Given instruction: Quote the whole listing verbatim.

Dataset listings of figures:
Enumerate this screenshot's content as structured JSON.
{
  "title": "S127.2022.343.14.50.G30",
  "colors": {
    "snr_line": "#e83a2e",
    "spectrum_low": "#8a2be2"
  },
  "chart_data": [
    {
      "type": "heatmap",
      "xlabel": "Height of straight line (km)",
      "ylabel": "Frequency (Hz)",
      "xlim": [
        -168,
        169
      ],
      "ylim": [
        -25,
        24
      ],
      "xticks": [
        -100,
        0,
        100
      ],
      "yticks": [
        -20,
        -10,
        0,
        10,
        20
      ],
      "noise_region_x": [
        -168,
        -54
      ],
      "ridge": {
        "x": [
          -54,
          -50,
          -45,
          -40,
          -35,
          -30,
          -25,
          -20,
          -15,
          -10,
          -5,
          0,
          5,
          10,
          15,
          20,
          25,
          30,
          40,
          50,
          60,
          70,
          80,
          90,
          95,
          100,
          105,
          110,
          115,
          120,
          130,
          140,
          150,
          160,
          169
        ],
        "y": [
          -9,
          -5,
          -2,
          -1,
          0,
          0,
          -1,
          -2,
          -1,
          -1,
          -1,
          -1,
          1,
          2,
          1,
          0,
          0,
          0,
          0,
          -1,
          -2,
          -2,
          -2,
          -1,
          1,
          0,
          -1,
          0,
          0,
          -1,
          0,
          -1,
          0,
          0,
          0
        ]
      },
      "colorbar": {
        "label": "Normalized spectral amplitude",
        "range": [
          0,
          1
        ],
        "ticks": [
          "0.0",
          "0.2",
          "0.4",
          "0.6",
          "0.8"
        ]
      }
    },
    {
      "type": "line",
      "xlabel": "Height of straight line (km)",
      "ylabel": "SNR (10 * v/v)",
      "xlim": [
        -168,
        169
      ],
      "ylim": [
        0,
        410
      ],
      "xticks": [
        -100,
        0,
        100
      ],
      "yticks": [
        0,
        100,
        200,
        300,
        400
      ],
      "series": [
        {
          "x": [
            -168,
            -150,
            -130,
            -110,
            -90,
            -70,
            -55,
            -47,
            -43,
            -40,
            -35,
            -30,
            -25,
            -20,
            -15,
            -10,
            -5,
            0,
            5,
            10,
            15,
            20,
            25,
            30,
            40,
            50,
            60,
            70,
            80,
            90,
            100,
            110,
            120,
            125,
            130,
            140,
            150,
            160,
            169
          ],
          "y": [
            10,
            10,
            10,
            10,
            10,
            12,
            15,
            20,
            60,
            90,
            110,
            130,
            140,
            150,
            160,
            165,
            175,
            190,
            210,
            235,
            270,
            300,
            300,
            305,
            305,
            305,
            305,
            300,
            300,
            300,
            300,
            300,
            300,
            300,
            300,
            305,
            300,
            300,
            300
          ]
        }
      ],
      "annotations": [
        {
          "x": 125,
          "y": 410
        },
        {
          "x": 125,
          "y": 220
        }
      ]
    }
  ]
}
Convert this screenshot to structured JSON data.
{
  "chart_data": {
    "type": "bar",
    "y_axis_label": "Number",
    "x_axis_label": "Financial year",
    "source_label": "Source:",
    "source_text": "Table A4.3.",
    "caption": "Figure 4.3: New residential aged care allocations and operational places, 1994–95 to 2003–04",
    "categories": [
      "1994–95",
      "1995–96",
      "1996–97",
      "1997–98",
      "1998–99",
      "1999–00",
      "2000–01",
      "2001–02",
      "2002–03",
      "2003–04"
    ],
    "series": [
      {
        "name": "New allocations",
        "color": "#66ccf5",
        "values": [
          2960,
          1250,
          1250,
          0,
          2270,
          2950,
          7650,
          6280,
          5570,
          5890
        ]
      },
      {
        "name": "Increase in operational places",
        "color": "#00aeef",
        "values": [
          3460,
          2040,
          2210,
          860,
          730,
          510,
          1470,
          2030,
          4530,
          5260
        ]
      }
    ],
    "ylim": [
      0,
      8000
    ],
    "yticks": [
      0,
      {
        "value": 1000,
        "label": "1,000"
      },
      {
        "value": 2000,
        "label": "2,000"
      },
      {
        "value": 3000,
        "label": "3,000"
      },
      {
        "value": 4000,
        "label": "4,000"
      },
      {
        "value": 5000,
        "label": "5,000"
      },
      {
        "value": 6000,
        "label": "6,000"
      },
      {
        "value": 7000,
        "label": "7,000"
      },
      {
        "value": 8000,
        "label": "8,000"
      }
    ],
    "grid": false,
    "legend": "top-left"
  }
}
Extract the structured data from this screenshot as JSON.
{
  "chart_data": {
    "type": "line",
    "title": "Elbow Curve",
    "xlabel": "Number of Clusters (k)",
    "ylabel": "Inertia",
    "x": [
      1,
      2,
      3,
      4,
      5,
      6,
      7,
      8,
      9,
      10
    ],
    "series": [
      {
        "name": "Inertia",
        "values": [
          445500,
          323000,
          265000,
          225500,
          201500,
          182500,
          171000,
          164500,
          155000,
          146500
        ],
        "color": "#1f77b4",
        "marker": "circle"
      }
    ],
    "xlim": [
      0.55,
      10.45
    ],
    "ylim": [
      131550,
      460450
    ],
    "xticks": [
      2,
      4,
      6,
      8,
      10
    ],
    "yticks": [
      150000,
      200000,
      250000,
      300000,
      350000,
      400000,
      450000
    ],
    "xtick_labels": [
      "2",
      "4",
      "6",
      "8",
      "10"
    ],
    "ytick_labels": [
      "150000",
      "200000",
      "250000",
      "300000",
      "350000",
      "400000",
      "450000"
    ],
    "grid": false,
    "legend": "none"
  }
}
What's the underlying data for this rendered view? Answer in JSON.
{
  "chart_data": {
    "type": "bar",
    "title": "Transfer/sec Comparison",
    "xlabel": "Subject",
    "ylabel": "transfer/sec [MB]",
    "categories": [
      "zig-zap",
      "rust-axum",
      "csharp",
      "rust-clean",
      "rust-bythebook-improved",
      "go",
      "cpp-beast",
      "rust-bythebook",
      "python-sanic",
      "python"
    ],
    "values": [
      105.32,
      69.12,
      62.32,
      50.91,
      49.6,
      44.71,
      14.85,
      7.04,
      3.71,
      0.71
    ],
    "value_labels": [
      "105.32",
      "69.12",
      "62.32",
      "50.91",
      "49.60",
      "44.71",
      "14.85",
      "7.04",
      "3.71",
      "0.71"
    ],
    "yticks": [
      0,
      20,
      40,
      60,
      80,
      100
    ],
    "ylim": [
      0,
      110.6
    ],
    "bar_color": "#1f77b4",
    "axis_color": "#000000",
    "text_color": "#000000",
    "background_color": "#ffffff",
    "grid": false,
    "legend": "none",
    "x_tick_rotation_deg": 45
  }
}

Problem solution:
Enumerate this screenshot's content as structured JSON.
{
  "title": "S127.2022.343.14.50.G30",
  "colors": {
    "snr_line": "#e83a2e",
    "spectrum_low": "#8a2be2"
  },
  "chart_data": [
    {
      "type": "heatmap",
      "xlabel": "Height of straight line (km)",
      "ylabel": "Frequency (Hz)",
      "xlim": [
        -168,
        169
      ],
      "ylim": [
        -25,
        24
      ],
      "xticks": [
        -100,
        0,
        100
      ],
      "yticks": [
        -20,
        -10,
        0,
        10,
        20
      ],
      "noise_region_x": [
        -168,
        -54
      ],
      "ridge": {
        "x": [
          -54,
          -50,
          -45,
          -40,
          -35,
          -30,
          -25,
          -20,
          -15,
          -10,
          -5,
          0,
          5,
          10,
          15,
          20,
          25,
          30,
          40,
          50,
          60,
          70,
          80,
          90,
          95,
          100,
          105,
          110,
          115,
          120,
          130,
          140,
          150,
          160,
          169
        ],
        "y": [
          -9,
          -5,
          -2,
          -1,
          0,
          0,
          -1,
          -2,
          -1,
          -1,
          -1,
          -1,
          1,
          2,
          1,
          0,
          0,
          0,
          0,
          -1,
          -2,
          -2,
          -2,
          -1,
          1,
          0,
          -1,
          0,
          0,
          -1,
          0,
          -1,
          0,
          0,
          0
        ]
      },
      "colorbar": {
        "label": "Normalized spectral amplitude",
        "range": [
          0,
          1
        ],
        "ticks": [
          "0.0",
          "0.2",
          "0.4",
          "0.6",
          "0.8"
        ]
      }
    },
    {
      "type": "line",
      "xlabel": "Height of straight line (km)",
      "ylabel": "SNR (10 * v/v)",
      "xlim": [
        -168,
        169
      ],
      "ylim": [
        0,
        410
      ],
      "xticks": [
        -100,
        0,
        100
      ],
      "yticks": [
        0,
        100,
        200,
        300,
        400
      ],
      "series": [
        {
          "x": [
            -168,
            -150,
            -130,
            -110,
            -90,
            -70,
            -55,
            -47,
            -43,
            -40,
            -35,
            -30,
            -25,
            -20,
            -15,
            -10,
            -5,
            0,
            5,
            10,
            15,
            20,
            25,
            30,
            40,
            50,
            60,
            70,
            80,
            90,
            100,
            110,
            120,
            125,
            130,
            140,
            150,
            160,
            169
          ],
          "y": [
            10,
            10,
            10,
            10,
            10,
            12,
            15,
            20,
            60,
            90,
            110,
            130,
            140,
            150,
            160,
            165,
            175,
            190,
            210,
            235,
            270,
            300,
            300,
            305,
            305,
            305,
            305,
            300,
            300,
            300,
            300,
            300,
            300,
            300,
            300,
            305,
            300,
            300,
            300
          ]
        }
      ],
      "annotations": [
        {
          "x": 125,
          "y": 410
        },
        {
          "x": 125,
          "y": 220
        }
      ]
    }
  ]
}
Convert this screenshot to structured JSON data.
{
  "chart_data": {
    "type": "bar",
    "y_axis_label": "Number",
    "x_axis_label": "Financial year",
    "source_label": "Source:",
    "source_text": "Table A4.3.",
    "caption": "Figure 4.3: New residential aged care allocations and operational places, 1994–95 to 2003–04",
    "categories": [
      "1994–95",
      "1995–96",
      "1996–97",
      "1997–98",
      "1998–99",
      "1999–00",
      "2000–01",
      "2001–02",
      "2002–03",
      "2003–04"
    ],
    "series": [
      {
        "name": "New allocations",
        "color": "#66ccf5",
        "values": [
          2960,
          1250,
          1250,
          0,
          2270,
          2950,
          7650,
          6280,
          5570,
          5890
        ]
      },
      {
        "name": "Increase in operational places",
        "color": "#00aeef",
        "values": [
          3460,
          2040,
          2210,
          860,
          730,
          510,
          1470,
          2030,
          4530,
          5260
        ]
      }
    ],
    "ylim": [
      0,
      8000
    ],
    "yticks": [
      0,
      {
        "value": 1000,
        "label": "1,000"
      },
      {
        "value": 2000,
        "label": "2,000"
      },
      {
        "value": 3000,
        "label": "3,000"
      },
      {
        "value": 4000,
        "label": "4,000"
      },
      {
        "value": 5000,
        "label": "5,000"
      },
      {
        "value": 6000,
        "label": "6,000"
      },
      {
        "value": 7000,
        "label": "7,000"
      },
      {
        "value": 8000,
        "label": "8,000"
      }
    ],
    "grid": false,
    "legend": "top-left"
  }
}
Extract the structured data from this screenshot as JSON.
{
  "chart_data": {
    "type": "line",
    "title": "Elbow Curve",
    "xlabel": "Number of Clusters (k)",
    "ylabel": "Inertia",
    "x": [
      1,
      2,
      3,
      4,
      5,
      6,
      7,
      8,
      9,
      10
    ],
    "series": [
      {
        "name": "Inertia",
        "values": [
          445500,
          323000,
          265000,
          225500,
          201500,
          182500,
          171000,
          164500,
          155000,
          146500
        ],
        "color": "#1f77b4",
        "marker": "circle"
      }
    ],
    "xlim": [
      0.55,
      10.45
    ],
    "ylim": [
      131550,
      460450
    ],
    "xticks": [
      2,
      4,
      6,
      8,
      10
    ],
    "yticks": [
      150000,
      200000,
      250000,
      300000,
      350000,
      400000,
      450000
    ],
    "xtick_labels": [
      "2",
      "4",
      "6",
      "8",
      "10"
    ],
    "ytick_labels": [
      "150000",
      "200000",
      "250000",
      "300000",
      "350000",
      "400000",
      "450000"
    ],
    "grid": false,
    "legend": "none"
  }
}
What's the underlying data for this rendered view? Answer in JSON.
{
  "chart_data": {
    "type": "bar",
    "title": "Transfer/sec Comparison",
    "xlabel": "Subject",
    "ylabel": "transfer/sec [MB]",
    "categories": [
      "zig-zap",
      "rust-axum",
      "csharp",
      "rust-clean",
      "rust-bythebook-improved",
      "go",
      "cpp-beast",
      "rust-bythebook",
      "python-sanic",
      "python"
    ],
    "values": [
      105.32,
      69.12,
      62.32,
      50.91,
      49.6,
      44.71,
      14.85,
      7.04,
      3.71,
      0.71
    ],
    "value_labels": [
      "105.32",
      "69.12",
      "62.32",
      "50.91",
      "49.60",
      "44.71",
      "14.85",
      "7.04",
      "3.71",
      "0.71"
    ],
    "yticks": [
      0,
      20,
      40,
      60,
      80,
      100
    ],
    "ylim": [
      0,
      110.6
    ],
    "bar_color": "#1f77b4",
    "axis_color": "#000000",
    "text_color": "#000000",
    "background_color": "#ffffff",
    "grid": false,
    "legend": "none",
    "x_tick_rotation_deg": 45
  }
}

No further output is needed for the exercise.